Excerpted text:
===============

Thursday, 10 March 2011

2011 Tōhoku earthquake and tsunami

The 2011 earthquake off the Pacific coast of Tōhoku was a magnitude 9.0 (Mw) undersea megathrust earthquake off the coast of Japan that occurred at 14:46 JST (05:46 UTC) on Friday 11 March 2011, with the epicentre approximately 70 kilometres (43 mi) east of the Oshika Peninsula of Tōhoku and the hypocenter at an underwater depth of approximately 30 km (19 mi).

00:50:01 UT - Sun (20 pi 11'18") conjunct Salacia (22 pi 42'18")
02:56:50 UT - Sun (20 pi 11'18") trine Varuna (21 cn 9'34" Rx).
05:12:16 UT - Salacia (22 pi 42'18") bi-quintile ASC (16 le 27'28")
05:31:05 UT - Varuna (21 cn 9'34" Rx) quintile MC (8 ta 18'24").

The earthquake is often referred to in Japan as the Great East Japan Earthquake and is also known as the 2011 Tohoku earthquake, and the 3.11 earthquake. It was the most powerful earthquake ever recorded in Japan, and the fourth most powerful earthquake in the world since modern record-keeping began in 1900.

===============

Write out the full text on the 2011 Tōhoku earthquake word for word. The lines after this stand apart from the text on the 2011 Tōhoku earthquake.

===============

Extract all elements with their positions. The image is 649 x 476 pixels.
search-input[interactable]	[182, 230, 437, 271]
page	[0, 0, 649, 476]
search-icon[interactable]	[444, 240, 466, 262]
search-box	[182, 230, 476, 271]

===============

The completed task:
Thursday, 10 March 2011

2011 Tōhoku earthquake and tsunami

The 2011 earthquake off the Pacific coast of Tōhoku was a magnitude 9.0 (Mw) undersea megathrust earthquake off the coast of Japan that occurred at 14:46 JST (05:46 UTC) on Friday 11 March 2011, with the epicentre approximately 70 kilometres (43 mi) east of the Oshika Peninsula of Tōhoku and the hypocenter at an underwater depth of approximately 30 km (19 mi).

00:50:01 UT - Sun (20 pi 11'18") conjunct Salacia (22 pi 42'18")
02:56:50 UT - Sun (20 pi 11'18") trine Varuna (21 cn 9'34" Rx).
05:12:16 UT - Salacia (22 pi 42'18") bi-quintile ASC (16 le 27'28")
05:31:05 UT - Varuna (21 cn 9'34" Rx) quintile MC (8 ta 18'24").

The earthquake is often referred to in Japan as the Great East Japan Earthquake and is also known as the 2011 Tohoku earthquake, and the 3.11 earthquake. It was the most powerful earthquake ever recorded in Japan, and the fourth most powerful earthquake in the world since modern record-keeping began in 1900.